Extracted data
----------------

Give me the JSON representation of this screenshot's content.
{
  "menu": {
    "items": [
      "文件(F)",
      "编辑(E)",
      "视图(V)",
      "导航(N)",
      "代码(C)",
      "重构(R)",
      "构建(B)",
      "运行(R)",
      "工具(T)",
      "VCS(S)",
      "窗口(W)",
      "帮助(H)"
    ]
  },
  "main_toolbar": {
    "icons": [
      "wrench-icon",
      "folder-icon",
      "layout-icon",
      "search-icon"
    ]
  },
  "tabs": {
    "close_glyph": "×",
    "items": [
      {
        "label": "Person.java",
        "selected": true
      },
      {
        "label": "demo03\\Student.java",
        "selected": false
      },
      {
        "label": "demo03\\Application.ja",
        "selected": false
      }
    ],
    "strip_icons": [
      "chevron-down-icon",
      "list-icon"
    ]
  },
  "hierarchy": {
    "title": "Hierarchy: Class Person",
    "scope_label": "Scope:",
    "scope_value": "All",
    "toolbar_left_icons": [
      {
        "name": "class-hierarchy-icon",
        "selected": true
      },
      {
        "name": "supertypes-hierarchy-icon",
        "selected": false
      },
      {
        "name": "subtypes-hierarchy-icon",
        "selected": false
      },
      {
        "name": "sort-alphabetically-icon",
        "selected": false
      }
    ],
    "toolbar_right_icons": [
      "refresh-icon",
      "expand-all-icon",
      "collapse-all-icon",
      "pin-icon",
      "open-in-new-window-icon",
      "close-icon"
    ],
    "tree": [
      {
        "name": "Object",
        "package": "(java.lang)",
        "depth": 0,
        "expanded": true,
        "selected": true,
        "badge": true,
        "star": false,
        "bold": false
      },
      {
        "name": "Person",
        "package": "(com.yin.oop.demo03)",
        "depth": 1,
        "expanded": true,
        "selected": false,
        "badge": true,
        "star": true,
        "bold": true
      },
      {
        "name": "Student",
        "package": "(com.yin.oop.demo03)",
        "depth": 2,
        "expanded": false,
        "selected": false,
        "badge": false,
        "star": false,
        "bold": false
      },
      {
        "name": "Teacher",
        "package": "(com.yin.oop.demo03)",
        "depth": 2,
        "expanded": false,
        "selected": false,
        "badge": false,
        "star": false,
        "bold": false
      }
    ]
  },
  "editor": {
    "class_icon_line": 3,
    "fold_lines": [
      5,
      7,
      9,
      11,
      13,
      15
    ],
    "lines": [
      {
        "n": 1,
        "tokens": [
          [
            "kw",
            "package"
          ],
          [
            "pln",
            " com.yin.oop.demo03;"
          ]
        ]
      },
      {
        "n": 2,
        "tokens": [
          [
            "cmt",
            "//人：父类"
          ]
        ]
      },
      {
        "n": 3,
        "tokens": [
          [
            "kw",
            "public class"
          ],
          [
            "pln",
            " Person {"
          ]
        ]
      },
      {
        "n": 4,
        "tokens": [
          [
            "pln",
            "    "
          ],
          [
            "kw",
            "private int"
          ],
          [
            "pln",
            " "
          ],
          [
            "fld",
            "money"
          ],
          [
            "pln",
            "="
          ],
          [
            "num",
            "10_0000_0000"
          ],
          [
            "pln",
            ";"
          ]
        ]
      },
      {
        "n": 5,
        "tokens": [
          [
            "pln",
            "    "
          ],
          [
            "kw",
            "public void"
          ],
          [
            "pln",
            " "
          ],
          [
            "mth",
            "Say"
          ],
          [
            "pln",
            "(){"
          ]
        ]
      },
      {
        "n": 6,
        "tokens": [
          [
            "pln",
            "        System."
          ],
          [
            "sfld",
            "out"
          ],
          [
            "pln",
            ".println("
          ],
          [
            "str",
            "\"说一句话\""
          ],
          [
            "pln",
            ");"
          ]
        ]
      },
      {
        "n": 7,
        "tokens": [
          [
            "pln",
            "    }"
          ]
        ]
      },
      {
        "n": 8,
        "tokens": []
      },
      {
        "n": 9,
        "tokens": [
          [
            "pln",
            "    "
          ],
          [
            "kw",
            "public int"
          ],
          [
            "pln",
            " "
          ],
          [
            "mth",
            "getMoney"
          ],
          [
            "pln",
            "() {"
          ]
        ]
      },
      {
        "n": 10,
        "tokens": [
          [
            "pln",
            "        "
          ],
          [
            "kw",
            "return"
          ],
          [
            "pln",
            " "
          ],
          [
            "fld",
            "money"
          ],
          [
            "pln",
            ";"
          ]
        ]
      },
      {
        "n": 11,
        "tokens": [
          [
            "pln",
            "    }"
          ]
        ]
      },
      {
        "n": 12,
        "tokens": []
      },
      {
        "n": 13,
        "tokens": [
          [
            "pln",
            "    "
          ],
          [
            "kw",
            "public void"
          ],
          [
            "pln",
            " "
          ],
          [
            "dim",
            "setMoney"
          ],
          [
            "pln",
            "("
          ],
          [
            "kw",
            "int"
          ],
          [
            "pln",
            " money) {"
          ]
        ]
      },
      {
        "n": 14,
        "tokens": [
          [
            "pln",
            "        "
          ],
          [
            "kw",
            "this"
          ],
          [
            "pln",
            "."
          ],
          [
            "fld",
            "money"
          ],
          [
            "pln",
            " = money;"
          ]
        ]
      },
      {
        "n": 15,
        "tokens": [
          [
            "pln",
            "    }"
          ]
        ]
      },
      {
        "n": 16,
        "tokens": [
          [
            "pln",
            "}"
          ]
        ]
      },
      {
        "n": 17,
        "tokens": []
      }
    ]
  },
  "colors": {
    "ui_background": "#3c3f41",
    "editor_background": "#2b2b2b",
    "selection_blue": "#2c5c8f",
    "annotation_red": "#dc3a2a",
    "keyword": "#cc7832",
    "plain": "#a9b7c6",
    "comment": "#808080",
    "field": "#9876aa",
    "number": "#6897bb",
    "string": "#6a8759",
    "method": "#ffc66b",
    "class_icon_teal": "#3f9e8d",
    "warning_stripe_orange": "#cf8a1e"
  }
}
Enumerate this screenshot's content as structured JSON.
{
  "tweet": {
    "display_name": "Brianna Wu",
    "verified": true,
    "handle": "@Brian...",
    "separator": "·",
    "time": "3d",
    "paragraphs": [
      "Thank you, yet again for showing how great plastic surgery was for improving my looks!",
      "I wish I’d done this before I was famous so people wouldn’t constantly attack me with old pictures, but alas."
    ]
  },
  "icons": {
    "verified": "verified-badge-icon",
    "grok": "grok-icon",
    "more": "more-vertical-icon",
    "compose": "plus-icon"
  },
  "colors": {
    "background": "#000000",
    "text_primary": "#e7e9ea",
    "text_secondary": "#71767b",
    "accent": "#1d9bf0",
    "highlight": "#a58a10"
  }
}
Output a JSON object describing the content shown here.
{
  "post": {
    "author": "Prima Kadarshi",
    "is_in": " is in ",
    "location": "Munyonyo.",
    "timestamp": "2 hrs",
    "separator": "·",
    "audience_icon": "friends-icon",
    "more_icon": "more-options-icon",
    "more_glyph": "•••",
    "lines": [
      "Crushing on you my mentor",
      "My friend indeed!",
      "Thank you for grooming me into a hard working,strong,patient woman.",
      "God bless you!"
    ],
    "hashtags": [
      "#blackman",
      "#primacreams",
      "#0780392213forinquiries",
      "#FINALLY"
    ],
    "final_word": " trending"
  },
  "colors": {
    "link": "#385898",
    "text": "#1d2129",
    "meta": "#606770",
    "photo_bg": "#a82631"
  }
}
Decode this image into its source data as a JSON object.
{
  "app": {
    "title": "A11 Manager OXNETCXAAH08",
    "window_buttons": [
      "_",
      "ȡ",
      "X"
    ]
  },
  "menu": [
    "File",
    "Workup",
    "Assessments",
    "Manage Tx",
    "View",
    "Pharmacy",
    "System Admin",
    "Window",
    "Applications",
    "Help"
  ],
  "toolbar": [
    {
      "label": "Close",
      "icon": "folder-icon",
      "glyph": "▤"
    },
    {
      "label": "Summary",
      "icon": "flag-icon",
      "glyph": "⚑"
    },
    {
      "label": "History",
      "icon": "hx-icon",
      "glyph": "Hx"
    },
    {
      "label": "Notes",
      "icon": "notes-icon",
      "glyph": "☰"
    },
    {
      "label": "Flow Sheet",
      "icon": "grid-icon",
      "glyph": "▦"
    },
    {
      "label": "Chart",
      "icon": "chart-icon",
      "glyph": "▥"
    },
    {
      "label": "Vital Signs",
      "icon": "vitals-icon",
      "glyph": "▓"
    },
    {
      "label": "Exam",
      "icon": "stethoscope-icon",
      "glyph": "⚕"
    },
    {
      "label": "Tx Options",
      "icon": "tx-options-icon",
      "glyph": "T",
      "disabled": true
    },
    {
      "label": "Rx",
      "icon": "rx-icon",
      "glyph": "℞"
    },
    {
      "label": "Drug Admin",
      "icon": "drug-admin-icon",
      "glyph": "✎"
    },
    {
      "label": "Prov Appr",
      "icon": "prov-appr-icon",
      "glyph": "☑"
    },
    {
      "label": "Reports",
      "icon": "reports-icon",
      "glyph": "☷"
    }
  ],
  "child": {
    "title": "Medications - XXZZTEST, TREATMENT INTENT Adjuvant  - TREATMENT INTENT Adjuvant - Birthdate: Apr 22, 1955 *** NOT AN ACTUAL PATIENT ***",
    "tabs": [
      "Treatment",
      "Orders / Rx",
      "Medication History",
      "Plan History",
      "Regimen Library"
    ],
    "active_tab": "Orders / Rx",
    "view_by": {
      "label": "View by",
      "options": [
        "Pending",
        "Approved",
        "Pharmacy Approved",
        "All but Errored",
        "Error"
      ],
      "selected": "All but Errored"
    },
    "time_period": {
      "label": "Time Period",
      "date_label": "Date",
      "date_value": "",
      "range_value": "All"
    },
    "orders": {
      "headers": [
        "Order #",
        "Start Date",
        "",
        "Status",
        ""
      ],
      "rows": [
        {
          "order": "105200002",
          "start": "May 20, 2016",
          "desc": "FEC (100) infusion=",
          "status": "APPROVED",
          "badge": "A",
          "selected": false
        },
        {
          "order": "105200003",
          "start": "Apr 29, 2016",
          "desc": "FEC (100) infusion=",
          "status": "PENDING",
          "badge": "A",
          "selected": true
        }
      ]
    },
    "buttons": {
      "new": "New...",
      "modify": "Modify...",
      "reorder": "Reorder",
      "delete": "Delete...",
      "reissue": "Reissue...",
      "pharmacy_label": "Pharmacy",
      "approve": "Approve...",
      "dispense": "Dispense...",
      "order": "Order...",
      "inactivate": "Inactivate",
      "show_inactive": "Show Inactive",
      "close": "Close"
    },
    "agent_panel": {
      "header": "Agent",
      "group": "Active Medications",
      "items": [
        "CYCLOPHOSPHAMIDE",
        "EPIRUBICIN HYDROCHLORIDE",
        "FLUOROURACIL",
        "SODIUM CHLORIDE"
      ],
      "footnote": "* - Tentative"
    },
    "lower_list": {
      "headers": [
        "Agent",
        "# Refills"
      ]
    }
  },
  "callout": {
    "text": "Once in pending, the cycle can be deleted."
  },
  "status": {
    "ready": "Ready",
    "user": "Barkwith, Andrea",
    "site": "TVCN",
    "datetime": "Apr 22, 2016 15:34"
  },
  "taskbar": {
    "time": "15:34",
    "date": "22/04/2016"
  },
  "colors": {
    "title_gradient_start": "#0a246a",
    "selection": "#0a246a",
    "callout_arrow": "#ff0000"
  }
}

----------------

Aim of the task
Filter the records for lines holding the string "Student". Copy each one.

Solution for this exercise
        "label": "demo03\\Student.java",
        "name": "Student",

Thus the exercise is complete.